● Aim: Find "Read this page and output its text content." in the data, then restate the line it sits in and every later line word for word, ending with the last line.

## START

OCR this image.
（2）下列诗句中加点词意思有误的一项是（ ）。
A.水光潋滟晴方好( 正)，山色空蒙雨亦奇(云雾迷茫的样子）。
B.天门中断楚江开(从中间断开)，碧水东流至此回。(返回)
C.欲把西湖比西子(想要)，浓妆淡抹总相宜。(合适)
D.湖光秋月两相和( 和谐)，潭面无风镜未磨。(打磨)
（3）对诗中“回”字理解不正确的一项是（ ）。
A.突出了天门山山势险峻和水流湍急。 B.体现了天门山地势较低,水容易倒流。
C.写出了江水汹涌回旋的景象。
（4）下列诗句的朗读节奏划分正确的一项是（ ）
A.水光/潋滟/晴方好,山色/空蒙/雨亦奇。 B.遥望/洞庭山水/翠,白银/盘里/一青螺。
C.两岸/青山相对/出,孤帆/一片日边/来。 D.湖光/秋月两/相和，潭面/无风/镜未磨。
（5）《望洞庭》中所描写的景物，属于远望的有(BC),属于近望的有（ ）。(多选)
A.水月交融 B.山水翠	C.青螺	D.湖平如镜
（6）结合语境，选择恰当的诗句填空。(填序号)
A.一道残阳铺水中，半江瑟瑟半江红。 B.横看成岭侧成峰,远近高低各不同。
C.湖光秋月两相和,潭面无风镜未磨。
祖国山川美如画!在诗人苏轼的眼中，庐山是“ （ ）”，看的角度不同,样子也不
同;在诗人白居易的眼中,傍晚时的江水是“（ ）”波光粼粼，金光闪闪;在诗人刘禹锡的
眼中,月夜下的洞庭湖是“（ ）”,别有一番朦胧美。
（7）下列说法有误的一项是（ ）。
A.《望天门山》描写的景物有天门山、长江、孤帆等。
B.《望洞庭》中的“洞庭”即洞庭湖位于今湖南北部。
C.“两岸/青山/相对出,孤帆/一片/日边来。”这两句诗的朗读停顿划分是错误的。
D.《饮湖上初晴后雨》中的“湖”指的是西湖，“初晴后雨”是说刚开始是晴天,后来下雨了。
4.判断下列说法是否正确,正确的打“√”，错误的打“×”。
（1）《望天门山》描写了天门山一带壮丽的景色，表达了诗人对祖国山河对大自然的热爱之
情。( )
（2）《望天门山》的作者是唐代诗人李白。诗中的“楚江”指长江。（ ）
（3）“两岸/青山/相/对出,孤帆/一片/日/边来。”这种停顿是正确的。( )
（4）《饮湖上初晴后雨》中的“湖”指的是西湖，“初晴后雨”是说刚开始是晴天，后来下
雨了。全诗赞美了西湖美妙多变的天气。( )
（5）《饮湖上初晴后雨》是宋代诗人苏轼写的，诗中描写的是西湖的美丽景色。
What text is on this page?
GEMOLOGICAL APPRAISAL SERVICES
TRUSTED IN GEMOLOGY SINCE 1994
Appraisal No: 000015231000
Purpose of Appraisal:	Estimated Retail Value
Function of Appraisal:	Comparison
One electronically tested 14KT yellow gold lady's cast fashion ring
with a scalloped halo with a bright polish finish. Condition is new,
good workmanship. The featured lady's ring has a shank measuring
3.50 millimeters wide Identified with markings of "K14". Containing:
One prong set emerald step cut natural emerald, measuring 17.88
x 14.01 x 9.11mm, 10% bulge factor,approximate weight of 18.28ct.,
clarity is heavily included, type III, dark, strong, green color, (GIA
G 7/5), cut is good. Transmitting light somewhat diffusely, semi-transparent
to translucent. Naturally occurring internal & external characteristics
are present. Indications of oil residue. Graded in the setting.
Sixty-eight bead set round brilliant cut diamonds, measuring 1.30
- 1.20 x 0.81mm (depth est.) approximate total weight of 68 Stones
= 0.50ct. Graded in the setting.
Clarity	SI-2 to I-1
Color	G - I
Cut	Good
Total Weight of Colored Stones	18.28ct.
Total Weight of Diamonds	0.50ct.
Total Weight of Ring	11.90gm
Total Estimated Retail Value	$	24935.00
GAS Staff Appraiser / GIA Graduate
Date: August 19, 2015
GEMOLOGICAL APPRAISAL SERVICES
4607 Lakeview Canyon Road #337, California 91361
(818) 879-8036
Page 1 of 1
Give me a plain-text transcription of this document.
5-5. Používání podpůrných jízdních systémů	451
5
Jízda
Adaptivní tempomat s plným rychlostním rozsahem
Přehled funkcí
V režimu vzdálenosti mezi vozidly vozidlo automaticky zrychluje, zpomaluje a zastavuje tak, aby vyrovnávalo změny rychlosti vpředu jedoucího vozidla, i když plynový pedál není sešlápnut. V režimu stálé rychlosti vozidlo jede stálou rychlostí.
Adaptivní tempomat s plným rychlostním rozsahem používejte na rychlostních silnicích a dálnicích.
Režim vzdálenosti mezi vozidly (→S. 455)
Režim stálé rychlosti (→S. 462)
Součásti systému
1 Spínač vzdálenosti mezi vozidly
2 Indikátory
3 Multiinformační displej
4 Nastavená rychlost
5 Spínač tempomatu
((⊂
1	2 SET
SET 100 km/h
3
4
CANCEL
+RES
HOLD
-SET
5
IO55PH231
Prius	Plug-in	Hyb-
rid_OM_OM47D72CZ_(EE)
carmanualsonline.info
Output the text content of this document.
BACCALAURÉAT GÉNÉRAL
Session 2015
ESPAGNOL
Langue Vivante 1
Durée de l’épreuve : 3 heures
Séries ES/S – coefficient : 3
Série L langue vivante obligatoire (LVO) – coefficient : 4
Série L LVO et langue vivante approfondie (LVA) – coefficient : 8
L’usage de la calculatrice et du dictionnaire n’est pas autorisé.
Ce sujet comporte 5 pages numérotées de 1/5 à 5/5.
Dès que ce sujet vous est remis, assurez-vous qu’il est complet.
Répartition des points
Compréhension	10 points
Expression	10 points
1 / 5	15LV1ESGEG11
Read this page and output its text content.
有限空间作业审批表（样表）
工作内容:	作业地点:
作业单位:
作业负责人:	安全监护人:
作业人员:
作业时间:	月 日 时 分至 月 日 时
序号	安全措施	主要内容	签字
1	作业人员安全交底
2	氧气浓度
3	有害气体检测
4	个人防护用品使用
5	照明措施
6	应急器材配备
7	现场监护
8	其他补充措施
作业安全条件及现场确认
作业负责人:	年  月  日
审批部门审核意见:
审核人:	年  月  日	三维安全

## END

● Result for this task:
Read this page and output its text content.
有限空间作业审批表（样表）
工作内容:	作业地点:
作业单位:
作业负责人:	安全监护人:
作业人员:
作业时间:	月 日 时 分至 月 日 时
序号	安全措施	主要内容	签字
1	作业人员安全交底
2	氧气浓度
3	有害气体检测
4	个人防护用品使用
5	照明措施
6	应急器材配备
7	现场监护
8	其他补充措施
作业安全条件及现场确认
作业负责人:	年  月  日
审批部门审核意见:
审核人:	年  月  日	三维安全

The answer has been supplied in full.